**YOUR GOAL**
What number of lines in the material contain the word "vline"? Give that number alone.

>> begin DATA ENTRIES

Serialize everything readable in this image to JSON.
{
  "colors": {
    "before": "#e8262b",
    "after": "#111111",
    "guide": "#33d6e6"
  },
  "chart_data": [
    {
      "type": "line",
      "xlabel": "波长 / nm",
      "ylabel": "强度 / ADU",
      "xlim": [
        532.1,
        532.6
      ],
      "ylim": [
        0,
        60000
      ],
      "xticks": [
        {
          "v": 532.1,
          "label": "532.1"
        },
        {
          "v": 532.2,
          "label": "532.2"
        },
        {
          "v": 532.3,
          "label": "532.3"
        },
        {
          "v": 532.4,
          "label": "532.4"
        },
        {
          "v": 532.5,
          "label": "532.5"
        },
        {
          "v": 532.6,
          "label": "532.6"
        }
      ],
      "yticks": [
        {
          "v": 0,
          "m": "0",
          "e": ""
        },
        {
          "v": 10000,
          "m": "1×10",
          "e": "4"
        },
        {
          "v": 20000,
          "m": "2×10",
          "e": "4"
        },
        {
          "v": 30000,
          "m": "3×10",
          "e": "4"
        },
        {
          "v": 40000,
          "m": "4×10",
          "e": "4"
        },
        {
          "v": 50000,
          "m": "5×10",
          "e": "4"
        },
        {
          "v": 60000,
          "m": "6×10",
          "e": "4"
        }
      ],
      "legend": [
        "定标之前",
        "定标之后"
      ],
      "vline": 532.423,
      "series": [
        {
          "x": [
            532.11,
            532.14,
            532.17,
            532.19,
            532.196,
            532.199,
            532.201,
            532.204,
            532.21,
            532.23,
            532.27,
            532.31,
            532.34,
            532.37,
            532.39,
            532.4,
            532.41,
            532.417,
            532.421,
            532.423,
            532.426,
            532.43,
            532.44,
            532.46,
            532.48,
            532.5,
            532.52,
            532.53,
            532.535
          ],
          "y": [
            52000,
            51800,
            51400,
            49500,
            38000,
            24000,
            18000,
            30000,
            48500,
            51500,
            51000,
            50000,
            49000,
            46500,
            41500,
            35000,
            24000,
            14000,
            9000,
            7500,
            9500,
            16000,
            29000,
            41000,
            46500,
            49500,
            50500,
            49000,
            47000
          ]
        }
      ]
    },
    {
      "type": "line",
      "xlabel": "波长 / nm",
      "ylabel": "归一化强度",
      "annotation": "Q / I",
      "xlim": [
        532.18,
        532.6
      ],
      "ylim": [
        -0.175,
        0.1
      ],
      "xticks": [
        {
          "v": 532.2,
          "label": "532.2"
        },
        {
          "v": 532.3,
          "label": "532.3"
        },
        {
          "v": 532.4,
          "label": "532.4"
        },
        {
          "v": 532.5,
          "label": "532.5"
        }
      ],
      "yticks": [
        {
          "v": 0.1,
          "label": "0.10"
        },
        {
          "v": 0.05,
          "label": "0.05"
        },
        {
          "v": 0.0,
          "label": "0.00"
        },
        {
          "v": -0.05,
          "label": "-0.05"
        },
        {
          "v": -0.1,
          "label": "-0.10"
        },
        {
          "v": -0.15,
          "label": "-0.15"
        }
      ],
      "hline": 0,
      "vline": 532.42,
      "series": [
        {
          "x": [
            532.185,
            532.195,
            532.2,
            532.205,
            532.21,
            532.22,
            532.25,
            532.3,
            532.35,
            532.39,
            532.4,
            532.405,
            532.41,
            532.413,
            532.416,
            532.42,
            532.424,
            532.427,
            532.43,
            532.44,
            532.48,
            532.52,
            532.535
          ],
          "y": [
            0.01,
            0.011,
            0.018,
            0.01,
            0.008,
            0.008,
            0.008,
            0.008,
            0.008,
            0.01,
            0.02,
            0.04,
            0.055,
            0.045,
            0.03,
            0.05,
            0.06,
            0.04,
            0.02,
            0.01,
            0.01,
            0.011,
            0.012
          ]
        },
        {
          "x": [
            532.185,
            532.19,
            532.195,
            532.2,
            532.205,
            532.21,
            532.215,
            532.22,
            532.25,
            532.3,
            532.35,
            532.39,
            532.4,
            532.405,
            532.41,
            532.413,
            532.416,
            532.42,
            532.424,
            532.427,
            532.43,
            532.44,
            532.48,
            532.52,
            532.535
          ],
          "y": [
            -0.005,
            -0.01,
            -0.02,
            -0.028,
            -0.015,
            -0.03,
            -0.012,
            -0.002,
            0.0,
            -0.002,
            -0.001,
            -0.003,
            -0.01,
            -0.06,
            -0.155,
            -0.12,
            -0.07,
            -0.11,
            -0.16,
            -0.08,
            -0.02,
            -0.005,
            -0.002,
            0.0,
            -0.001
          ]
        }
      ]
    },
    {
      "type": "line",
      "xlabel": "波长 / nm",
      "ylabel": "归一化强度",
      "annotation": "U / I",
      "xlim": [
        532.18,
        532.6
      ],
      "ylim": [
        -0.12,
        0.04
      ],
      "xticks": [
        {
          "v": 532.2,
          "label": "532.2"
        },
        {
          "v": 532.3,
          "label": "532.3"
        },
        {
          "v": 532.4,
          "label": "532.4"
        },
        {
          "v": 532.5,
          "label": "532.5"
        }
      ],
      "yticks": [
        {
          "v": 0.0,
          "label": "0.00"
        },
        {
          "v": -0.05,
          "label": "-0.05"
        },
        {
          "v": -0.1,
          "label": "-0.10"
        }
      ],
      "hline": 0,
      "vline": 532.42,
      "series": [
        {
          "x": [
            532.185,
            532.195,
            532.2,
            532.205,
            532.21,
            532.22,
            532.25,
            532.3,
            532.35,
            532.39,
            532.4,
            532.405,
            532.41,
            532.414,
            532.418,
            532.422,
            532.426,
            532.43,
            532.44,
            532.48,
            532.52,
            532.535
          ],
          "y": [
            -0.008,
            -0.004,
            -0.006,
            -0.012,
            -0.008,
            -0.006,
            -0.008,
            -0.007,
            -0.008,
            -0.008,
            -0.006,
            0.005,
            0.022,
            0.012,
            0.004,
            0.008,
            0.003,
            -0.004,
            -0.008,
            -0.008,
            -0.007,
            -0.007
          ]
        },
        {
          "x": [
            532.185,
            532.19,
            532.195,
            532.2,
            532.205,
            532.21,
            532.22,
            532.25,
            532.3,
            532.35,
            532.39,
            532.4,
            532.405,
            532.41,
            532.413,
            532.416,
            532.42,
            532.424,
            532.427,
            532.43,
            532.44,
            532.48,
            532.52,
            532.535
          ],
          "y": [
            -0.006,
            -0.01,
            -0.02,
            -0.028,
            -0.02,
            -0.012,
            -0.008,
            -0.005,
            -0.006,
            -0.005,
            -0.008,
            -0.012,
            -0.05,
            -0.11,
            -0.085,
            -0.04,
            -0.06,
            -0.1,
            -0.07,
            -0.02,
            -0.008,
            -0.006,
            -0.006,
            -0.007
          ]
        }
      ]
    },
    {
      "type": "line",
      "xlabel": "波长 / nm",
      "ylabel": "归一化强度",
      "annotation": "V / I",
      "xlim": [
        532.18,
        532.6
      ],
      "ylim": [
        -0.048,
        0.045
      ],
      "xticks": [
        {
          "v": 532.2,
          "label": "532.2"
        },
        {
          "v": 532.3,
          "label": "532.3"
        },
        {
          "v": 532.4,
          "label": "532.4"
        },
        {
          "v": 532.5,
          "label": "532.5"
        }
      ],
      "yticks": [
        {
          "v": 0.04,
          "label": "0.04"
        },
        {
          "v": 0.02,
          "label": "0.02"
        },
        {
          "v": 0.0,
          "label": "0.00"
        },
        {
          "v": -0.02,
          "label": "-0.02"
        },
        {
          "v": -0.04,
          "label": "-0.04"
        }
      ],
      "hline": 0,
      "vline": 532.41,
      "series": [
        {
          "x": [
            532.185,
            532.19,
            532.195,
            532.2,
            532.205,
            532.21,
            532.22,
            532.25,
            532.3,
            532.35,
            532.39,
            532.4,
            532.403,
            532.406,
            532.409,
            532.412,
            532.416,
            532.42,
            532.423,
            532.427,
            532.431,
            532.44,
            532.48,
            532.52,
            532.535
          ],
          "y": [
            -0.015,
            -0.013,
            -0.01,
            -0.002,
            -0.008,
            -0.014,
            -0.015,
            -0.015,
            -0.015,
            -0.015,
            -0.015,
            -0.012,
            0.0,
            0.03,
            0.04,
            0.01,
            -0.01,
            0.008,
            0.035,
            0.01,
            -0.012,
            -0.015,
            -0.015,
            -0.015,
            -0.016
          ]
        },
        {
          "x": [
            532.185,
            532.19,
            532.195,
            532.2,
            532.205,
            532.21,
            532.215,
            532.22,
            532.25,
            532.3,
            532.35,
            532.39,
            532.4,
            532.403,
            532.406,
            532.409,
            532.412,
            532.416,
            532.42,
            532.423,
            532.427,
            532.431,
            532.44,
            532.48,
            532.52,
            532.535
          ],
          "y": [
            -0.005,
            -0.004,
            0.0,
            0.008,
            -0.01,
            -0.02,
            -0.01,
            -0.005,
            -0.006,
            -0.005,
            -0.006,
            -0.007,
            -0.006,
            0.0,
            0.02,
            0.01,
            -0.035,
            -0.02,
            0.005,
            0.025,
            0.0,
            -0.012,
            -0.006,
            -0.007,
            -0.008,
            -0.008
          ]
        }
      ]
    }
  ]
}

>> end DATA ENTRIES

**RESPONSE**
4